# [Esercizi]
[1] Riporta parola per parola il brano dell'articolo su Rigoni Stern che si apre con le parole contenenti "Giuseppe Mendicino, aretino" e si chiude con "Vita, guerre, libri.".
[2] Secondo l'articolo su Rigoni Stern, insieme a chi Giuseppe Mendicino ha curato la mostra "Selvatici e salvifici"?

# [Testo scelto]
A cento anni dalla nascita dello scrittore veneto, intervista al suo biografo Giuseppe Mendicino. «Nelle sue lettere», racconta, «Rigoni parla di boschi e di urogalli, del suo altipiano aggredito dalla speculazione edilizia e dalle esercitazioni militari, di manoscritti ingiustamente respinti dagli editori, come quelli di Tina Merlin». . 

Tra i più grandi scrittori del Novecento italiano, Mario Rigoni Stern (1921-2008) è oggetto in questi giorni di convegni, letture e momenti di riflessione organizzati in concomitanza con la ricorrenza del centenario della nascita. La figura di intellettuale organico al territorio, ovvero all’altipiano incastonato tra le province di Vicenza e Trento, in realtà è da tempo oggetto di attente riflessioni che prendono spunto proprio dal paesaggio che lo scrittore imparò ad amare sin da bambino, divenendo nel tempo il leit motiv di buona parte della sua produzione letteraria. Un intero ciclo vitale capace di racchiudere, tra dolci colline e appuntite cime dolomitiche all’orizzonte, la vita e il racconto poetico del suo più celebre concittadino, anche quando a migliaia di chilometri di distanza da casa, sergente al comando di settanta alpini in ritirata, riuscì a riportarli in salvo dalle sterminate e gelide steppe russe. 

Giuseppe Mendicino, aretino di madre e calabrese di padre, risiede da molti anni in Brianza ove svolge la funzione di segretario generale in Lombardia, impegnato anche in attività di sostegno alla cultura della legalità contro le infiltrazioni della criminalità organizzata. Ma questa è un’altra storia. Quella che ora Panorama.it racconterà ruota, invece, tutta attorno alla corposa pubblicistica sullo scrittore di Asiago che, grazie a Mendicino, ha trovato collocazione su Meridiani Montagne con Dentro la memoria (Domus 2007), una raccolta di racconti inediti di Rigoni, seguita nel 2013, per Einaudi, da Mario Rigoni Stern. Il coraggio di dire no e nel 2016, per Priuli & Verlucca, da Mario Rigoni Stern. Vita, guerre, libri.
Collabora con le riviste Montagna e Meridiani Montagne, e quest’anno l’editore Laterza ha pubblicato il suo ultimo Mario Rigoni Stern. Un ritratto. Intanto sono ore frenetiche, visto che ha curato con Fiorenzo Degasperi, la mostra “Selvatici e salvifici. Gli animali di Mario Rigoni Stern”, in corso di svolgimento a Trento presso il MUSE e Palazzo delle Albere e il convegno “Mario Rigoni Stern. Cento anni di etica civile, letteratura, storia e natura” in svolgimento ad Asiago giusto a ridosso dell’anniversario.

# [Materiale fornito]
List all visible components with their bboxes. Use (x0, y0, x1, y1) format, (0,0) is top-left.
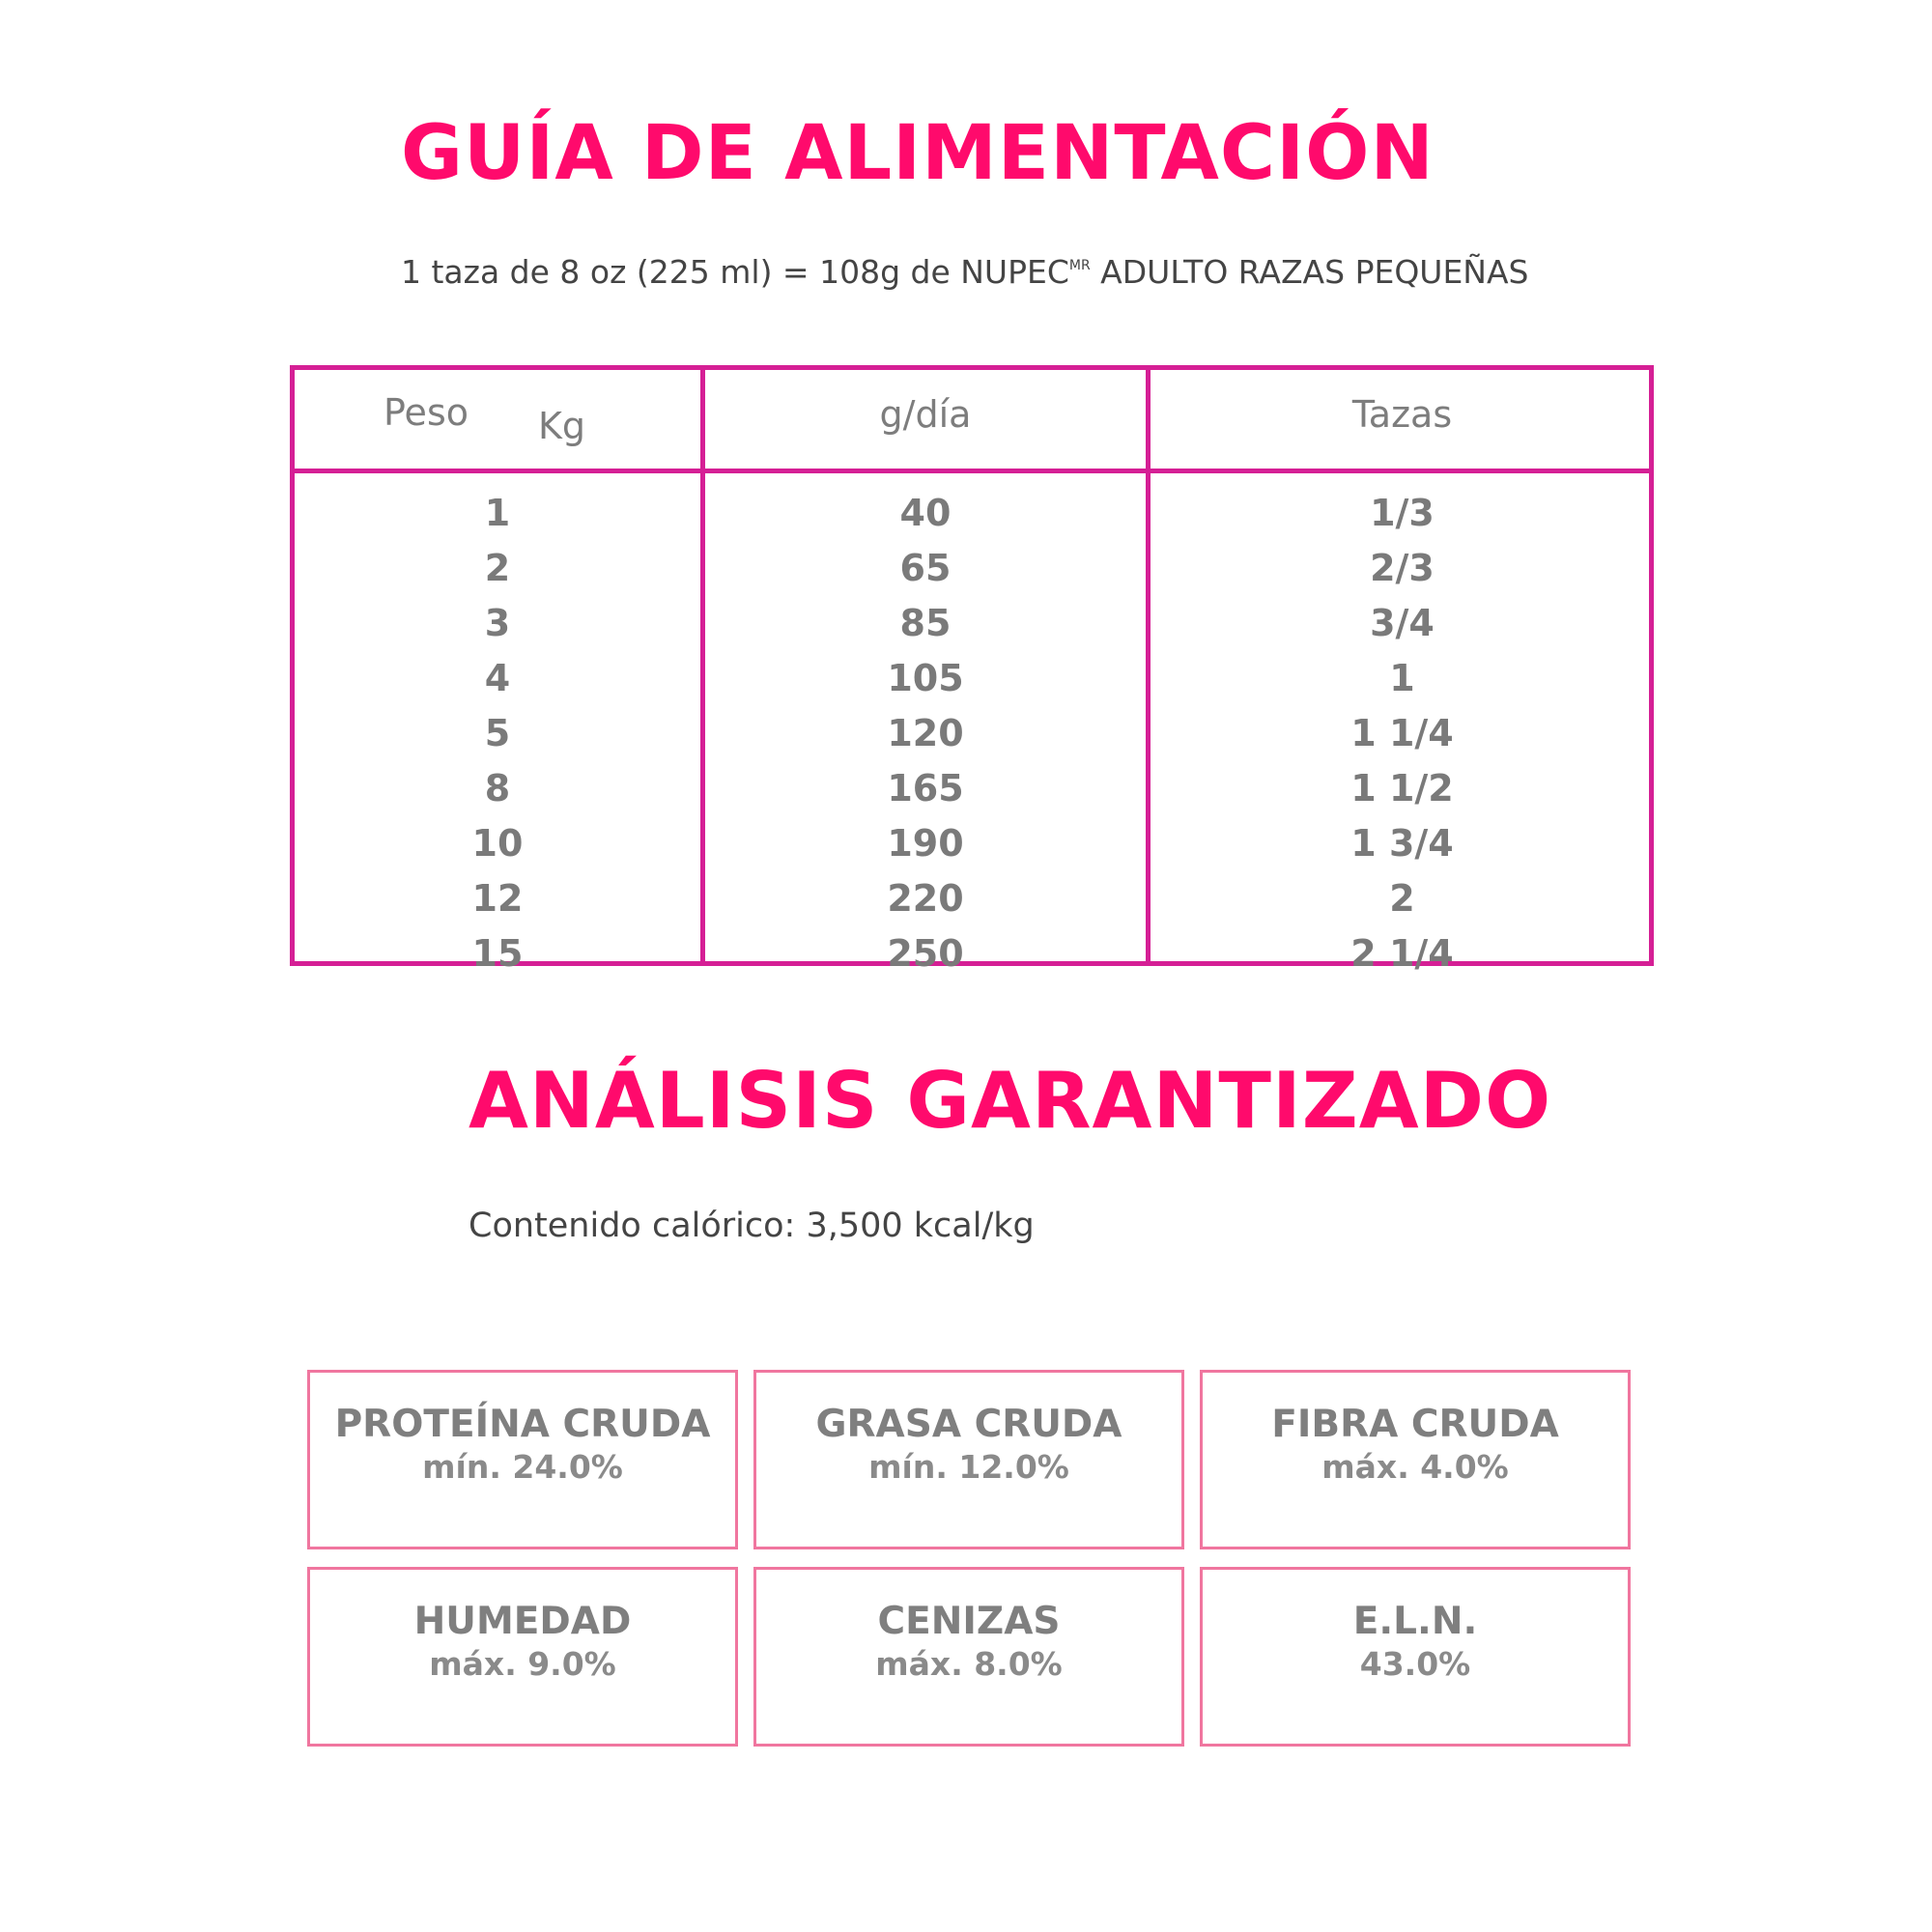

# [Soluzioni]
[1]
Giuseppe Mendicino, aretino di madre e calabrese di padre, risiede da molti anni in Brianza ove svolge la funzione di segretario generale in Lombardia, impegnato anche in attività di sostegno alla cultura della legalità contro le infiltrazioni della criminalità organizzata. Ma questa è un’altra storia. Quella che ora Panorama.it racconterà ruota, invece, tutta attorno alla corposa pubblicistica sullo scrittore di Asiago che, grazie a Mendicino, ha trovato collocazione su Meridiani Montagne con Dentro la memoria (Domus 2007), una raccolta di racconti inediti di Rigoni, seguita nel 2013, per Einaudi, da Mario Rigoni Stern. Il coraggio di dire no e nel 2016, per Priuli & Verlucca, da Mario Rigoni Stern. Vita, guerre, libri.

[2] Insieme a Fiorenzo Degasperi.